THE REQUEST:
From the line that includes "Output a JSON" to the last line of the records that follow, copy every line exactly and nothing more, omitting pictures.

EXERCISE DATA:
....
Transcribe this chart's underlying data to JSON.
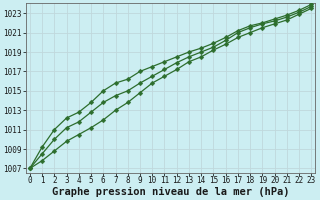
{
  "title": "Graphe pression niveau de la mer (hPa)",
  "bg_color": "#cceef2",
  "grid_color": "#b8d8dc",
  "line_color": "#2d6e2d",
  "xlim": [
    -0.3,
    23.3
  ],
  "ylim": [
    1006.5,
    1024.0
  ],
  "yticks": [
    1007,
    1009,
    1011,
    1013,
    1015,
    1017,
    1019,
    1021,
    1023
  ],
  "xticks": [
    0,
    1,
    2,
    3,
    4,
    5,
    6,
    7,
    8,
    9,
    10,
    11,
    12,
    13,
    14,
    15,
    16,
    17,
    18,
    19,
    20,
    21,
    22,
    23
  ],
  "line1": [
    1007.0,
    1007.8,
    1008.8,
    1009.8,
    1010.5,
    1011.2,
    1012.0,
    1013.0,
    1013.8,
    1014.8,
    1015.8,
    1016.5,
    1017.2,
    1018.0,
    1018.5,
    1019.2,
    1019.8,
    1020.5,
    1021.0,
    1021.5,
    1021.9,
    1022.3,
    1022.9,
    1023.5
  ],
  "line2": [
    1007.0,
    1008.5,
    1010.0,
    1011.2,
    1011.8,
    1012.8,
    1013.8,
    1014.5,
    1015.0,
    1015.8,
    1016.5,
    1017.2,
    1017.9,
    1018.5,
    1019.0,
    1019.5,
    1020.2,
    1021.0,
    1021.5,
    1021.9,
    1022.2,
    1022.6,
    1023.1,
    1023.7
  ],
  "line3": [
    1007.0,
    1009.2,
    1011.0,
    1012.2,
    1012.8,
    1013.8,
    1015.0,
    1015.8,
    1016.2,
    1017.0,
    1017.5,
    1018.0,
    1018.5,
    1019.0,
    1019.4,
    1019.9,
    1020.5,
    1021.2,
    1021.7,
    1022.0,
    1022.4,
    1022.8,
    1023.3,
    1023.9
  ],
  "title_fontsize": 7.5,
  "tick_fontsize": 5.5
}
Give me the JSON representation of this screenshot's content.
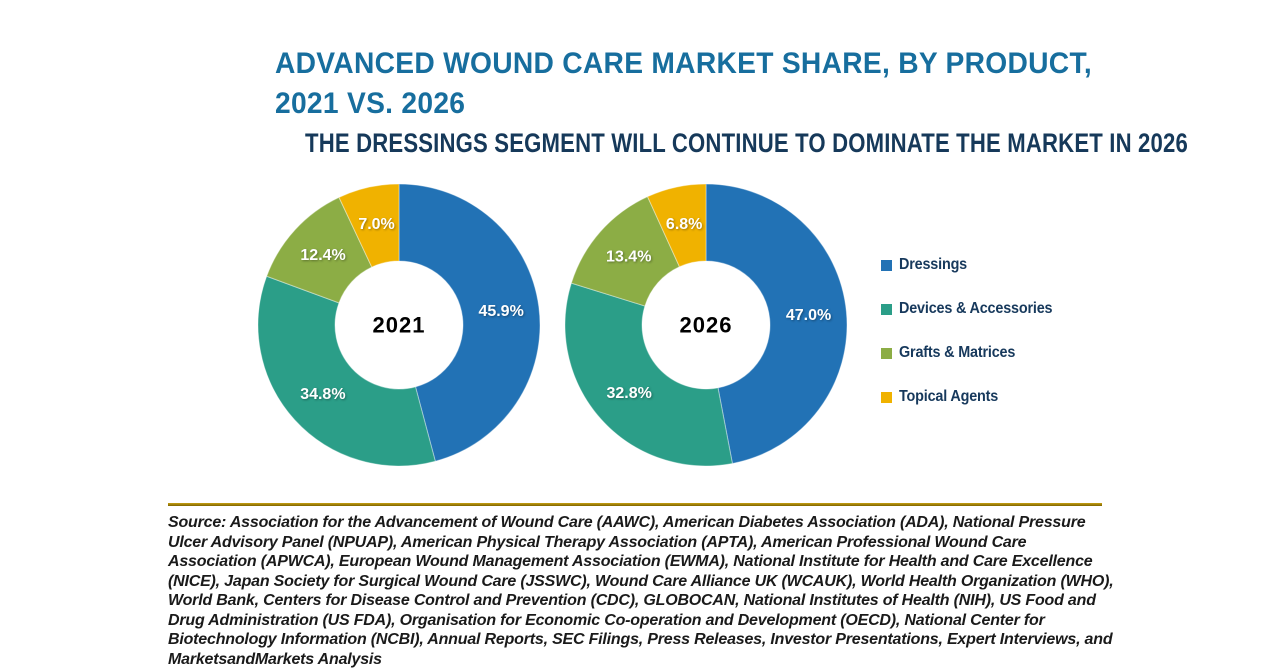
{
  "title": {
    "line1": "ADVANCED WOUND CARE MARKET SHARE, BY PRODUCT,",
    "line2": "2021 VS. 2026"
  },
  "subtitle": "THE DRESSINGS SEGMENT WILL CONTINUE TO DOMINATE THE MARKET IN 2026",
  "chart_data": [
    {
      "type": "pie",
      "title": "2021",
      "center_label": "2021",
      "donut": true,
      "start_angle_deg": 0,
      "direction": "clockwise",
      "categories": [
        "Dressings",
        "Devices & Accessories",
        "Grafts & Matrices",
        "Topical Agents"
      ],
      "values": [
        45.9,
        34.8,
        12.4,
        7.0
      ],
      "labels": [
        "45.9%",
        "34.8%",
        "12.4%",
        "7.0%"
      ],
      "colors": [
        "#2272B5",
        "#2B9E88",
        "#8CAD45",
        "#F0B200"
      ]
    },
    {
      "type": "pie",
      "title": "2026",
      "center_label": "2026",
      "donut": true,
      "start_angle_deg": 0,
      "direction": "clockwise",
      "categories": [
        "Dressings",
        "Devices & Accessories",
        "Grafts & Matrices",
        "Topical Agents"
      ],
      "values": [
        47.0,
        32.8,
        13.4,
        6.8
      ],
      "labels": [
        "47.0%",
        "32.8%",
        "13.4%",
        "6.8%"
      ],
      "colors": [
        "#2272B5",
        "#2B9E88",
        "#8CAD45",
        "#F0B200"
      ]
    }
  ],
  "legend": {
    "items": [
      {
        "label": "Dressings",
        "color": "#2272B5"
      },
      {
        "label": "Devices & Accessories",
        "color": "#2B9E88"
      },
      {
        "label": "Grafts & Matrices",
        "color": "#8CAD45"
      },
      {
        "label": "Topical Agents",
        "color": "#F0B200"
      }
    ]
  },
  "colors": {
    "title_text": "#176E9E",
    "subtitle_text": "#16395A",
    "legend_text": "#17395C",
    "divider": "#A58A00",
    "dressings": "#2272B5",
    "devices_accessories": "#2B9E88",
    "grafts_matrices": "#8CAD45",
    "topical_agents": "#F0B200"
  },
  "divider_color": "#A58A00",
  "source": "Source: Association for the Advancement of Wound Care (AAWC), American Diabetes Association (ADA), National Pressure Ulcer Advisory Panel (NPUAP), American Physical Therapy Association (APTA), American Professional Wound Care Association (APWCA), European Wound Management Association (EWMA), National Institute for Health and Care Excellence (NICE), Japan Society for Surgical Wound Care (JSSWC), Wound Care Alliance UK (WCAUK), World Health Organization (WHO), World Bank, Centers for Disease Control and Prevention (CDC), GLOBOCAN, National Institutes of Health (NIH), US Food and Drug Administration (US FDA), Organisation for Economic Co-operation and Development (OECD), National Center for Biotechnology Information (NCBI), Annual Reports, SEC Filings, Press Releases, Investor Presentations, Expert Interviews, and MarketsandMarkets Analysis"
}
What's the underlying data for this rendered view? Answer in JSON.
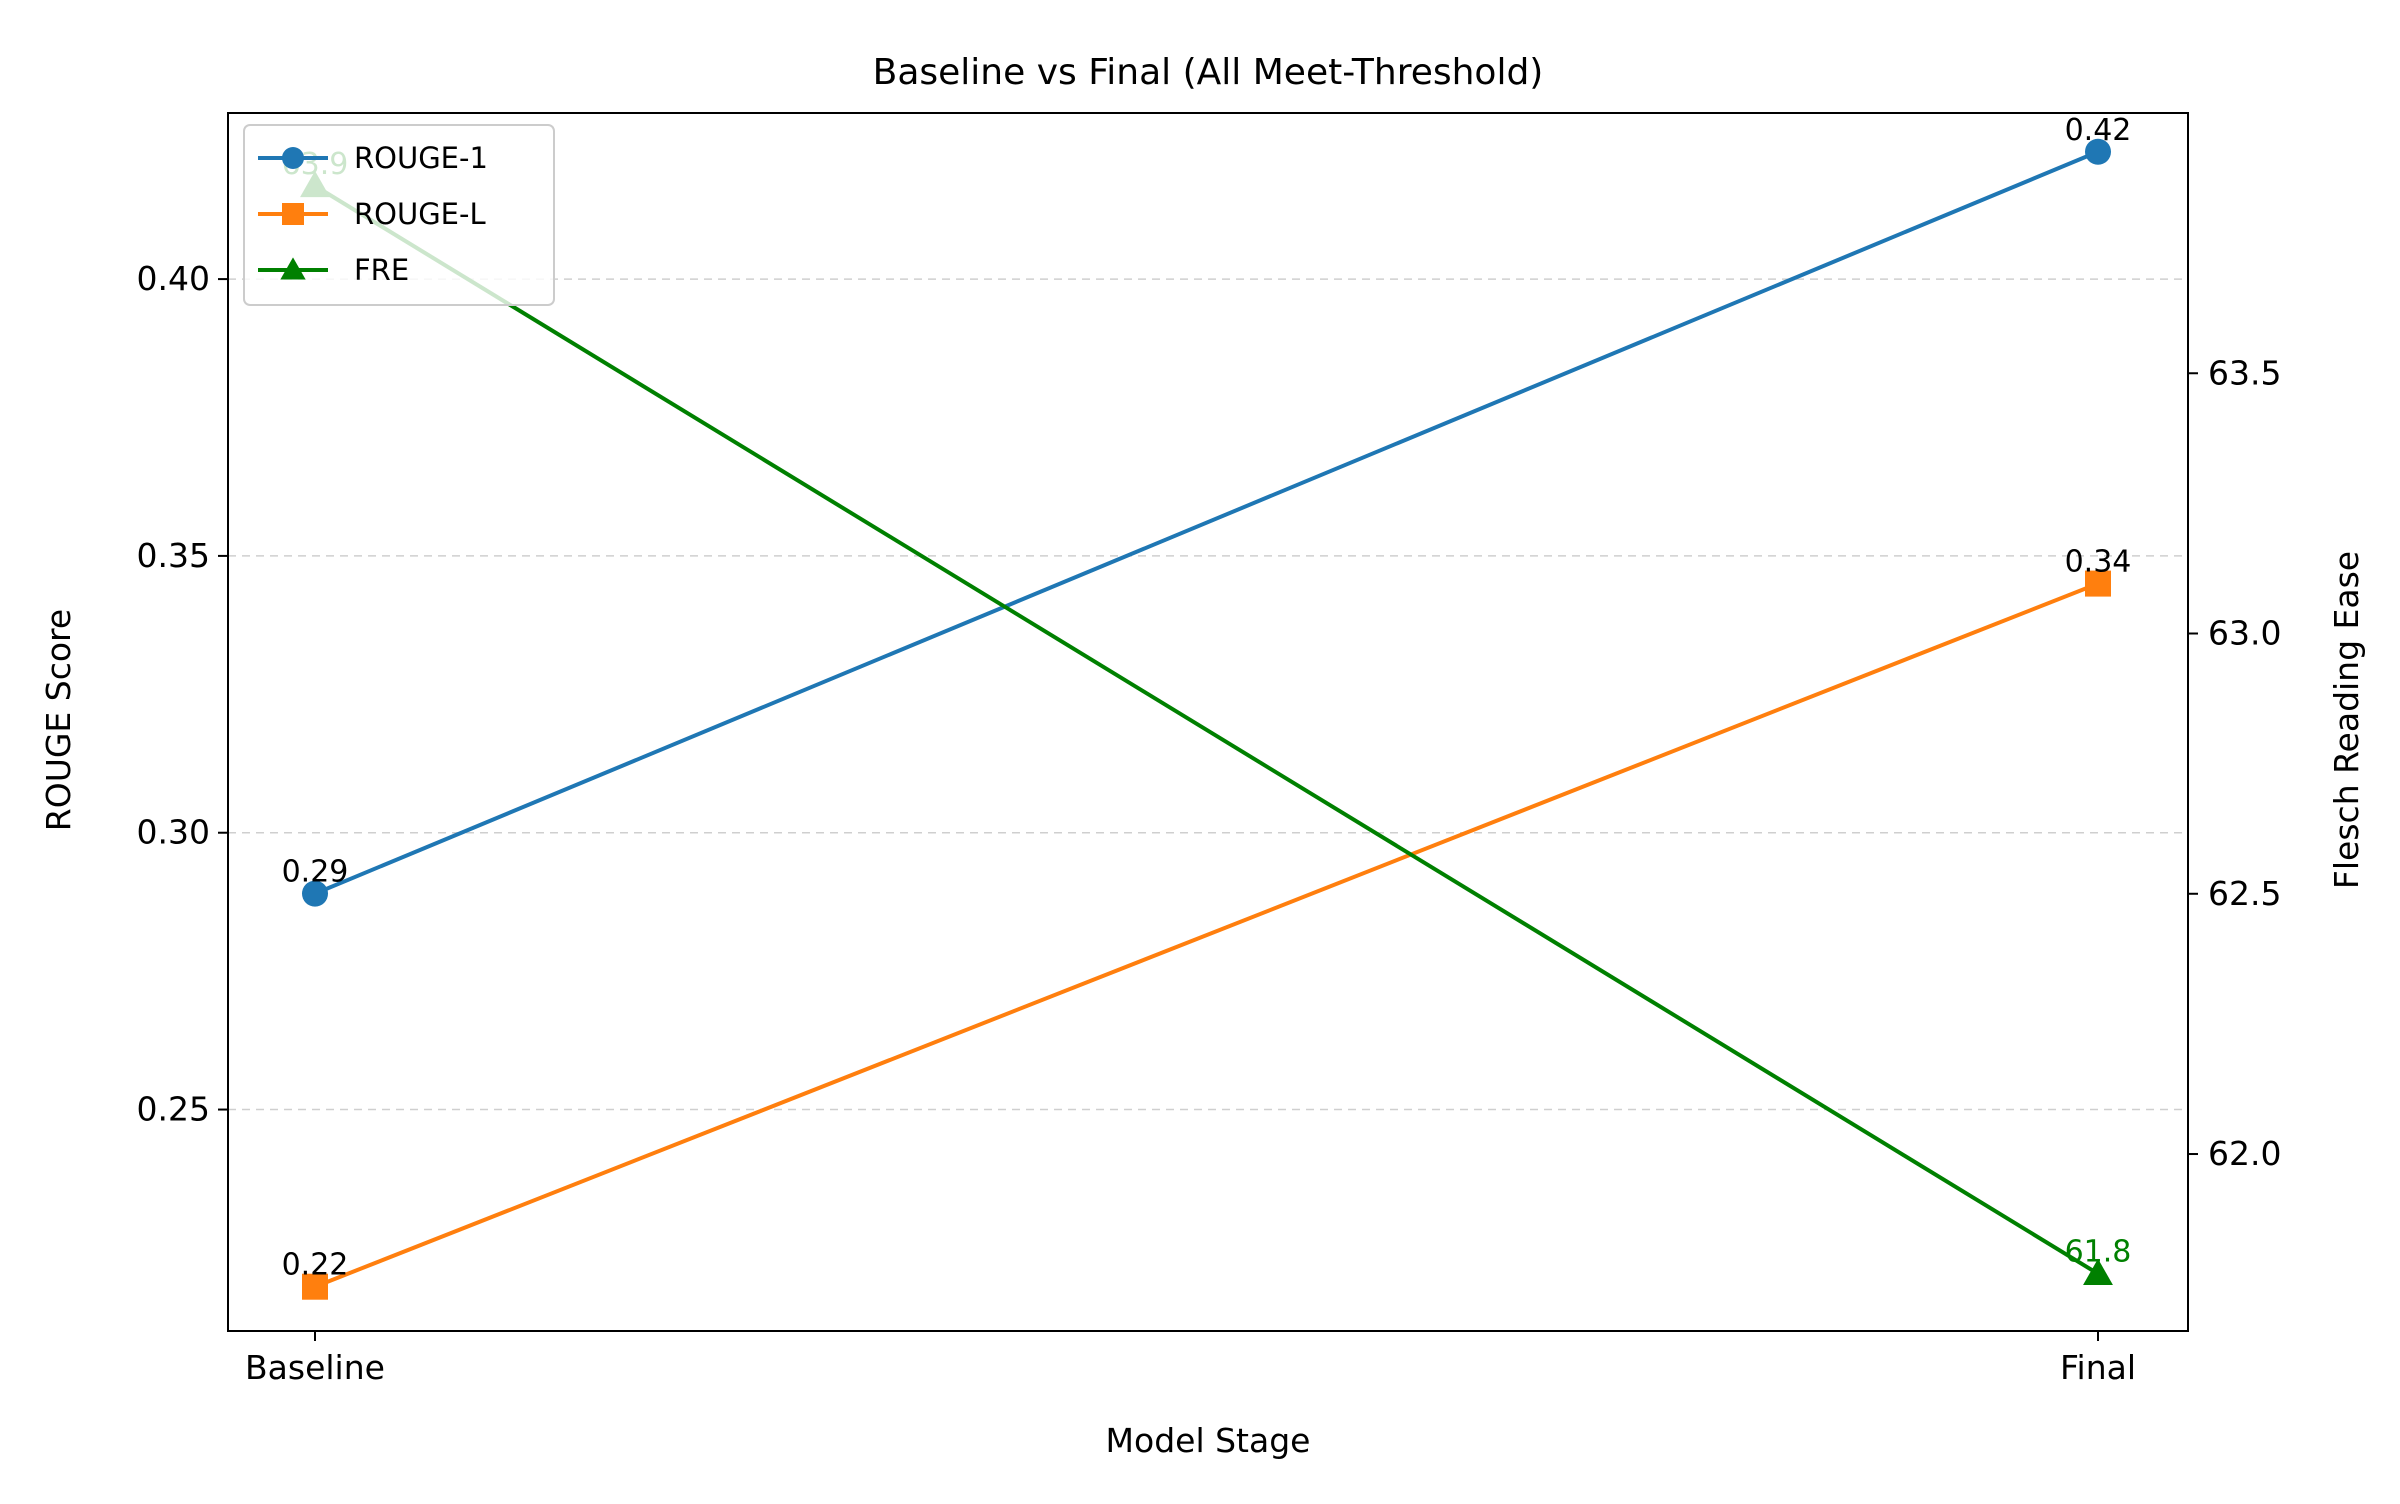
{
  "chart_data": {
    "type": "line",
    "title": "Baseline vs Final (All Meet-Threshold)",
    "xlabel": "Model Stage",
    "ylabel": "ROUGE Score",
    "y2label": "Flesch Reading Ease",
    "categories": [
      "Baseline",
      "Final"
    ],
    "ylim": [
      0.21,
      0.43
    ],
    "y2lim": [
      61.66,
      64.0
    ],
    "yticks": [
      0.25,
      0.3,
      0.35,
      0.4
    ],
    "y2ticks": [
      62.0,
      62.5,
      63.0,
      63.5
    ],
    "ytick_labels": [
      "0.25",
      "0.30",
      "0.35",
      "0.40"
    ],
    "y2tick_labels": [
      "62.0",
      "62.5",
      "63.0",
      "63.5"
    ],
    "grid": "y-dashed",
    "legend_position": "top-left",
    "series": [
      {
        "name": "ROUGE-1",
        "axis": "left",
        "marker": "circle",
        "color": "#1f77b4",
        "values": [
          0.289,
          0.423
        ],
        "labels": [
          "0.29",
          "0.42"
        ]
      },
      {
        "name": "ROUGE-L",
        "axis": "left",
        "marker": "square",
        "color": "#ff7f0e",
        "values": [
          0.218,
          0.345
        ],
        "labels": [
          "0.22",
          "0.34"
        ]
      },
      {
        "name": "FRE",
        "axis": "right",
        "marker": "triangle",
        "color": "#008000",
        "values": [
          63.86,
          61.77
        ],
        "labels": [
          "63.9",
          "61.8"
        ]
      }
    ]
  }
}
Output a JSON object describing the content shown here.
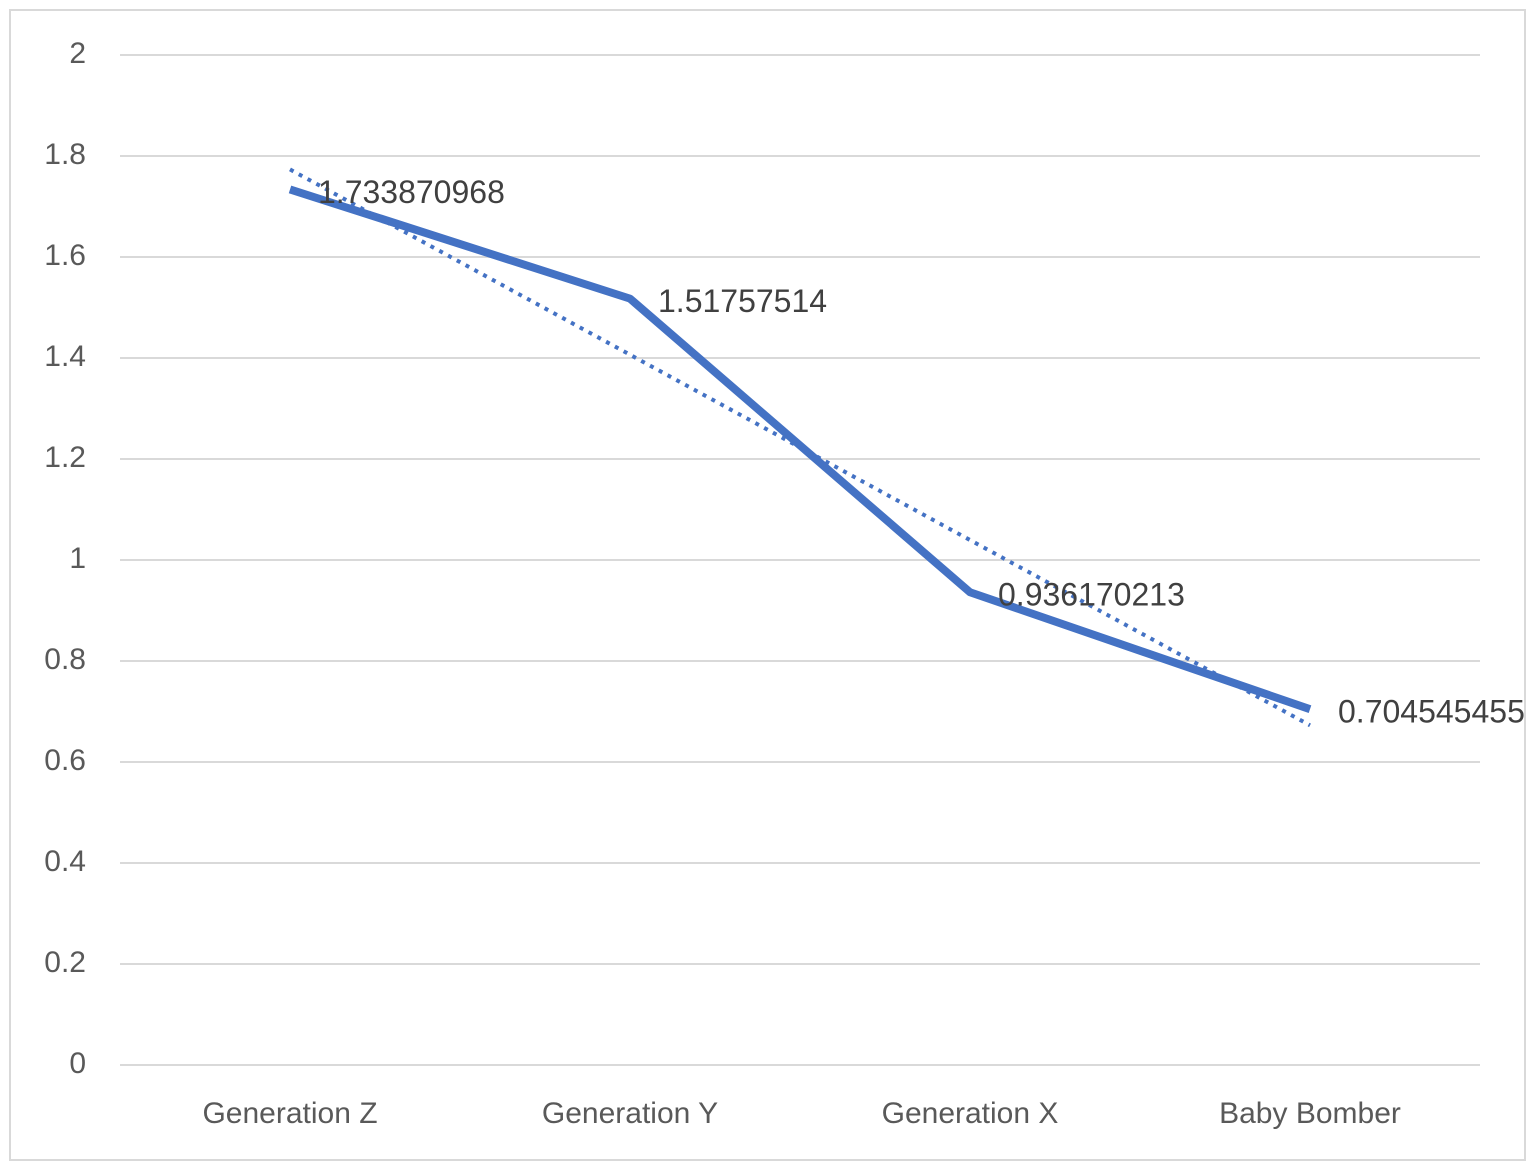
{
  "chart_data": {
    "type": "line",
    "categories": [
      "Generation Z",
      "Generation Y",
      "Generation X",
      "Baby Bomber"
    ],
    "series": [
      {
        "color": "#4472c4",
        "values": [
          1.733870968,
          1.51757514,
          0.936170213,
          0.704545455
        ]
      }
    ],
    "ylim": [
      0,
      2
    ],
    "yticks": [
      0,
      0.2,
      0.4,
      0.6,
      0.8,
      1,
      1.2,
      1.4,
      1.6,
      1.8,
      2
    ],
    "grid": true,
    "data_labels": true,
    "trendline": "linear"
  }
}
....
SOLUTION:
Output a JSON object describing the content shown here.
{
  "chart_data": {
    "type": "line",
    "categories": [
      "Generation Z",
      "Generation Y",
      "Generation X",
      "Baby Bomber"
    ],
    "series": [
      {
        "color": "#4472c4",
        "values": [
          1.733870968,
          1.51757514,
          0.936170213,
          0.704545455
        ]
      }
    ],
    "ylim": [
      0,
      2
    ],
    "yticks": [
      0,
      0.2,
      0.4,
      0.6,
      0.8,
      1,
      1.2,
      1.4,
      1.6,
      1.8,
      2
    ],
    "grid": true,
    "data_labels": true,
    "trendline": "linear"
  }
}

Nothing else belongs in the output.